- INSTRUCTIONS FOR THE TASK: In full and without alteration, give the listing again.

-=-=-=-=-

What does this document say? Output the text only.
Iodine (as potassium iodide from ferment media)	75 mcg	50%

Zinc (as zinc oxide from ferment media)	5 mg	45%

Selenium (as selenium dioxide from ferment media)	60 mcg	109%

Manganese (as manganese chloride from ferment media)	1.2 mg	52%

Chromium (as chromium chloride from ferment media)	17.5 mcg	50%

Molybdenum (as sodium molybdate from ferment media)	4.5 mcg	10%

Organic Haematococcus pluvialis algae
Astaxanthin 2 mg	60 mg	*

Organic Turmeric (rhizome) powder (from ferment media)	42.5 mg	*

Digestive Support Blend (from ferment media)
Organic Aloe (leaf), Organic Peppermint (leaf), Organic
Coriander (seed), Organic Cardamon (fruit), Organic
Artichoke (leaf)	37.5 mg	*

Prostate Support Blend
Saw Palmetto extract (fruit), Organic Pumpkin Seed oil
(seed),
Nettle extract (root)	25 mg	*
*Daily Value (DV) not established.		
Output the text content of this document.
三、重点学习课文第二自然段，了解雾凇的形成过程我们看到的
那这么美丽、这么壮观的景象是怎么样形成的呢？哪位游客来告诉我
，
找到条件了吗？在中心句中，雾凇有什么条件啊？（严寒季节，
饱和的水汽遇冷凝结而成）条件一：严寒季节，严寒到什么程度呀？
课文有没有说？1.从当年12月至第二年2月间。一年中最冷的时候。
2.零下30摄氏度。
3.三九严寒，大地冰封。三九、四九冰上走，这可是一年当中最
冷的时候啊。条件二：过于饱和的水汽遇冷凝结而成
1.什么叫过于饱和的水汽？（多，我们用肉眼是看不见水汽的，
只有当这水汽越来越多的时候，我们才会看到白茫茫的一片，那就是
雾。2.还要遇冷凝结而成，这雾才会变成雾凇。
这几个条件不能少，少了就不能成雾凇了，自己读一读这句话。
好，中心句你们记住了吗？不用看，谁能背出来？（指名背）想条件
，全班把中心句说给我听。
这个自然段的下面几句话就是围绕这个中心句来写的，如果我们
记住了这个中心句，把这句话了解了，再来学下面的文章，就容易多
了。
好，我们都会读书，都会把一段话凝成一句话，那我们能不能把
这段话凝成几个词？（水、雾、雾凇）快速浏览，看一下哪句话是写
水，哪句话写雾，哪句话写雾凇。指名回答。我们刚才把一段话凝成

-=-=-=-=-

- SOLUTION TO THE PROBLEM:
What does this document say? Output the text only.
Iodine (as potassium iodide from ferment media)	75 mcg	50%

Zinc (as zinc oxide from ferment media)	5 mg	45%

Selenium (as selenium dioxide from ferment media)	60 mcg	109%

Manganese (as manganese chloride from ferment media)	1.2 mg	52%

Chromium (as chromium chloride from ferment media)	17.5 mcg	50%

Molybdenum (as sodium molybdate from ferment media)	4.5 mcg	10%

Organic Haematococcus pluvialis algae
Astaxanthin 2 mg	60 mg	*

Organic Turmeric (rhizome) powder (from ferment media)	42.5 mg	*

Digestive Support Blend (from ferment media)
Organic Aloe (leaf), Organic Peppermint (leaf), Organic
Coriander (seed), Organic Cardamon (fruit), Organic
Artichoke (leaf)	37.5 mg	*

Prostate Support Blend
Saw Palmetto extract (fruit), Organic Pumpkin Seed oil
(seed),
Nettle extract (root)	25 mg	*
*Daily Value (DV) not established.		
Output the text content of this document.
三、重点学习课文第二自然段，了解雾凇的形成过程我们看到的
那这么美丽、这么壮观的景象是怎么样形成的呢？哪位游客来告诉我
，
找到条件了吗？在中心句中，雾凇有什么条件啊？（严寒季节，
饱和的水汽遇冷凝结而成）条件一：严寒季节，严寒到什么程度呀？
课文有没有说？1.从当年12月至第二年2月间。一年中最冷的时候。
2.零下30摄氏度。
3.三九严寒，大地冰封。三九、四九冰上走，这可是一年当中最
冷的时候啊。条件二：过于饱和的水汽遇冷凝结而成
1.什么叫过于饱和的水汽？（多，我们用肉眼是看不见水汽的，
只有当这水汽越来越多的时候，我们才会看到白茫茫的一片，那就是
雾。2.还要遇冷凝结而成，这雾才会变成雾凇。
这几个条件不能少，少了就不能成雾凇了，自己读一读这句话。
好，中心句你们记住了吗？不用看，谁能背出来？（指名背）想条件
，全班把中心句说给我听。
这个自然段的下面几句话就是围绕这个中心句来写的，如果我们
记住了这个中心句，把这句话了解了，再来学下面的文章，就容易多
了。
好，我们都会读书，都会把一段话凝成一句话，那我们能不能把
这段话凝成几个词？（水、雾、雾凇）快速浏览，看一下哪句话是写
水，哪句话写雾，哪句话写雾凇。指名回答。我们刚才把一段话凝成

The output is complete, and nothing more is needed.